#### Aim of the task:
Each line that holds the word "Forwarding" counts once; report the total and nothing else.

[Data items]

↓

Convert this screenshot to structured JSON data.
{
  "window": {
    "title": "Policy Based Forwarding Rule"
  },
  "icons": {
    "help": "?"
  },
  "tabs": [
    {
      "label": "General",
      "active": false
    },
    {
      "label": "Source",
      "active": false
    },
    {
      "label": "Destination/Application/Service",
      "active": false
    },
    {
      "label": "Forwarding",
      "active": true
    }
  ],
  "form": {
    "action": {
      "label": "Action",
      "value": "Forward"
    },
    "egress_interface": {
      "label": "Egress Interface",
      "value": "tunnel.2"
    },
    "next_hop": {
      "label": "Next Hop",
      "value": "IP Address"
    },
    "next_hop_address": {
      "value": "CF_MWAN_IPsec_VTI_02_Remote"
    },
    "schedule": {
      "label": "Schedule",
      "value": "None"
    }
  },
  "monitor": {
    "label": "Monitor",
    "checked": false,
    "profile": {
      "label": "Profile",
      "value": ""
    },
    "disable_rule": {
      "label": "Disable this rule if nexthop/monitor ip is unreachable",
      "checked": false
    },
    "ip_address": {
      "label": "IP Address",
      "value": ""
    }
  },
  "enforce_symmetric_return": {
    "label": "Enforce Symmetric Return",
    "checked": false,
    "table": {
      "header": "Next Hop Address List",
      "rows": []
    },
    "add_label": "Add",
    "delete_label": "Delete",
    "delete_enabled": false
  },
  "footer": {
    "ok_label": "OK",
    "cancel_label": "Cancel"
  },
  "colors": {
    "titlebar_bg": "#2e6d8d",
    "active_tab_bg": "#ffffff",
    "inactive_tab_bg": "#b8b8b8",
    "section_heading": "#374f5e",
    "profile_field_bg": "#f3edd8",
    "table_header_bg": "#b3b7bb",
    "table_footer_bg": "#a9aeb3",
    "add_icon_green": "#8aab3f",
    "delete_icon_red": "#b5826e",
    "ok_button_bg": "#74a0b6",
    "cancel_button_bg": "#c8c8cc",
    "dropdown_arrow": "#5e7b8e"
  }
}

↑

#### Full output:
2